• Text block:
■ ■ ■ ■ ■ ■ ■

An anecdote about ML type inference

            Andrew Koenig (ark@research.att.com)
                   AT&T Bell Laboratories
               Murray Hill, New Jersey  07974

Introduction

ML strongly supports functional programming; its programmers
tend to avoid operations with side effects.  Thus, for
example, instead of mutable arrays, ML programmers usually
use lists.  These lists behave much like those in Lisp, with
the added requirement that all elements have the same type.1
ML lists are not themselves mutable, although the individual
elements can be of a (uniform) mutable type.  In Lisp terms,
ML lists can optionally support RPLACA but not REPLACD.
Although it is possible to define a type in ML that would
support REPLACD as well, ML programmers usually don't do
this unless they need it.

The Lisp functions CAR and CDR have ML equivalents called hd
and tl and ML represents the Lisp CONS function by a right-
associative infix operator :: (pronounced ``cons'').

While learning ML, I thought it would be a nice exercise to
try to write a sort function.  Although Standard ML does not
define arrays, the implementation I was using (Standard ML
of New Jersey) did have them.  Nevertheless, I felt it would
be a more useful exercise to try to write a purely
functional sort program: one that operated on lists, rather
than arrays, and had no side effects at all.

Strategy

How does such a function behave?  It must evidently take a
list as argument and return a sorted list as its result.

■ ■ ■ ■ ■ ■ ■

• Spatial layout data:

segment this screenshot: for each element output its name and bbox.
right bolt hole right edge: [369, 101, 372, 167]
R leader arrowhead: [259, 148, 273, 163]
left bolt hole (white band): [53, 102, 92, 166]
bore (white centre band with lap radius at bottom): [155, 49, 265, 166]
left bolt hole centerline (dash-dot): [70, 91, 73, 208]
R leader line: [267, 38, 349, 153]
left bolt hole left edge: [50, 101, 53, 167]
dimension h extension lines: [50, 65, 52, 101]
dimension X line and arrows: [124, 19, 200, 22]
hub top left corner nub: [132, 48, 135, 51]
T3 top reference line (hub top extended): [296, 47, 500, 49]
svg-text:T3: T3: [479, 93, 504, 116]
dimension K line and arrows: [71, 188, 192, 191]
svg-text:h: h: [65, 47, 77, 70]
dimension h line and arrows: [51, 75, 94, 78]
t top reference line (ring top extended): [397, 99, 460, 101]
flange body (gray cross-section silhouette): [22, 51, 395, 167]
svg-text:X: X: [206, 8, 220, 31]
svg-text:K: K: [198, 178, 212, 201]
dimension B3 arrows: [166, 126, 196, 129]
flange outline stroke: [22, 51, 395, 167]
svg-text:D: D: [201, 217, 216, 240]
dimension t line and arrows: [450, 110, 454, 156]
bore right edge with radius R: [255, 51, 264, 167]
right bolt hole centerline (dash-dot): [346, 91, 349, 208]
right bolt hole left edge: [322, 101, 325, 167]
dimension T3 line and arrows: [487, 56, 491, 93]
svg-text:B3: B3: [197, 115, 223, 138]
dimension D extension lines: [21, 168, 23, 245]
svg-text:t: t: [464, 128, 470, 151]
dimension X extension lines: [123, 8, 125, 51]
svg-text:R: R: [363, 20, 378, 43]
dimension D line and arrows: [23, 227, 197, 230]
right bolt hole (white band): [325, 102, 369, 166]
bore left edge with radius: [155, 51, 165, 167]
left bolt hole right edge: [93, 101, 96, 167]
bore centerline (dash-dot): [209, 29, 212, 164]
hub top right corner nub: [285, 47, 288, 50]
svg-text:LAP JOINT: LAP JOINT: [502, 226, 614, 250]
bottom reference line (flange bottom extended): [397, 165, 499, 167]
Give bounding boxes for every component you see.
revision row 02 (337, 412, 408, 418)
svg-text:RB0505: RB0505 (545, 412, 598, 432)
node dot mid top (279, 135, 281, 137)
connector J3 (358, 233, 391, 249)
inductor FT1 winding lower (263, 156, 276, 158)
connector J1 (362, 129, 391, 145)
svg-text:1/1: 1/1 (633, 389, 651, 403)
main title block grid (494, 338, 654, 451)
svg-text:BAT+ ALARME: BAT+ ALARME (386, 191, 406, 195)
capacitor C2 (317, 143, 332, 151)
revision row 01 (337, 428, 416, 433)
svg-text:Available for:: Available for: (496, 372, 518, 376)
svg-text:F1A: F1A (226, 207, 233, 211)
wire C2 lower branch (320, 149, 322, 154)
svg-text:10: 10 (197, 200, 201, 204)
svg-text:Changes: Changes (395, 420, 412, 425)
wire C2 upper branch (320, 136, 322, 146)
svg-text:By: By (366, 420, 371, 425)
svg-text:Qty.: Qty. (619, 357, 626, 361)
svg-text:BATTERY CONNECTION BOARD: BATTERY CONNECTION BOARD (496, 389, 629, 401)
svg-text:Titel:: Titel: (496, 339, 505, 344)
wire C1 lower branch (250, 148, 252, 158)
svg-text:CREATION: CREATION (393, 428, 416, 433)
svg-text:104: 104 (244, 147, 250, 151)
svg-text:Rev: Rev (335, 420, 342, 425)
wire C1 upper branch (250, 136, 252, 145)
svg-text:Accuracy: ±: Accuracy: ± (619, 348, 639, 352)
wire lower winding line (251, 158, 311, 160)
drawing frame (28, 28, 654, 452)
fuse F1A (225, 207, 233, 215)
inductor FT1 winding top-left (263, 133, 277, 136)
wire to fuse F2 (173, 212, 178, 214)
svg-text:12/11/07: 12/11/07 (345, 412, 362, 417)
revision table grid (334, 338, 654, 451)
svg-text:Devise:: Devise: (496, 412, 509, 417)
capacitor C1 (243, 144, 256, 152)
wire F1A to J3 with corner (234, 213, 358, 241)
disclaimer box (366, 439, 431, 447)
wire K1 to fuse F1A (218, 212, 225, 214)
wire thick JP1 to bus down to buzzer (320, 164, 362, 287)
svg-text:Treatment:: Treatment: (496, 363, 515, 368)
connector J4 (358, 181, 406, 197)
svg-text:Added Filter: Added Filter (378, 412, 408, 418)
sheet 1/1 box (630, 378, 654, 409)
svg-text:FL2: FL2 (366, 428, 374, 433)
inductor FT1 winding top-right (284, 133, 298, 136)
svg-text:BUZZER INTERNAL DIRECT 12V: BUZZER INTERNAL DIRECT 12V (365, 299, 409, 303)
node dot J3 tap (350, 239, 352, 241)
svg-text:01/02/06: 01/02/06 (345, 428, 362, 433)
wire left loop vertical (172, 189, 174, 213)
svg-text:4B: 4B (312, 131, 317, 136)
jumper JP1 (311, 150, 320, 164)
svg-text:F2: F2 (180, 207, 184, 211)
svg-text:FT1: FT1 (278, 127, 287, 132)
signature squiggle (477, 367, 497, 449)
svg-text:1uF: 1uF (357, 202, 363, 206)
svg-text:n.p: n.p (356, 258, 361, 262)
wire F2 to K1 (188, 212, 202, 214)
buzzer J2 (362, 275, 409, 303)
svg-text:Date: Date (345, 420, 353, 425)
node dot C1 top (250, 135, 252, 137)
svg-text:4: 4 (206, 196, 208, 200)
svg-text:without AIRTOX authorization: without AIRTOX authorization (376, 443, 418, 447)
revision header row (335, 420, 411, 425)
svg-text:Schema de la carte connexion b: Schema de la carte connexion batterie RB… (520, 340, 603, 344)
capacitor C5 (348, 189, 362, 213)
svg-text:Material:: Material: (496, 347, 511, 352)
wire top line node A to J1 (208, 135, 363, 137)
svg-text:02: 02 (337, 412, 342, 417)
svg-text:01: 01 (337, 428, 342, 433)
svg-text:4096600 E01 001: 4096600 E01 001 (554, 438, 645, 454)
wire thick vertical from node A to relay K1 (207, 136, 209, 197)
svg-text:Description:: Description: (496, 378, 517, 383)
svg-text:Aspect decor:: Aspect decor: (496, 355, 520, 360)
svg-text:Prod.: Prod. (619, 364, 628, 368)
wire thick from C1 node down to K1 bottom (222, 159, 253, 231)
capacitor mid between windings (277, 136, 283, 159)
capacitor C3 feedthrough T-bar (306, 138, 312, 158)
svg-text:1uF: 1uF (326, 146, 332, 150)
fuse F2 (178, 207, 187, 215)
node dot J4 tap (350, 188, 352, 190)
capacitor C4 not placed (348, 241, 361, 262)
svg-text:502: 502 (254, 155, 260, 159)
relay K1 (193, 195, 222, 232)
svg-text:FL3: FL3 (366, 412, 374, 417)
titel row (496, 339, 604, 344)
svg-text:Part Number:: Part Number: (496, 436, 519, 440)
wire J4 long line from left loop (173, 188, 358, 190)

■ ■ ■ ■ ■ ■ ■

• Things to do:
• a. In the text on ML type inference, what are the ML equivalents of the Lisp functions CAR and CDR?
• b. Repeat the passage of the ML type inference text from "While learning ML, I" up to and including "effects at all.", word for word.
Nothing in the listing is needed here.

• Replies:
• a. They are hd and tl.

• b.
While learning ML, I thought it would be a nice exercise to
try to write a sort function.  Although Standard ML does not
define arrays, the implementation I was using (Standard ML
of New Jersey) did have them.  Nevertheless, I felt it would
be a more useful exercise to try to write a purely
functional sort program: one that operated on lists, rather
than arrays, and had no side effects at all.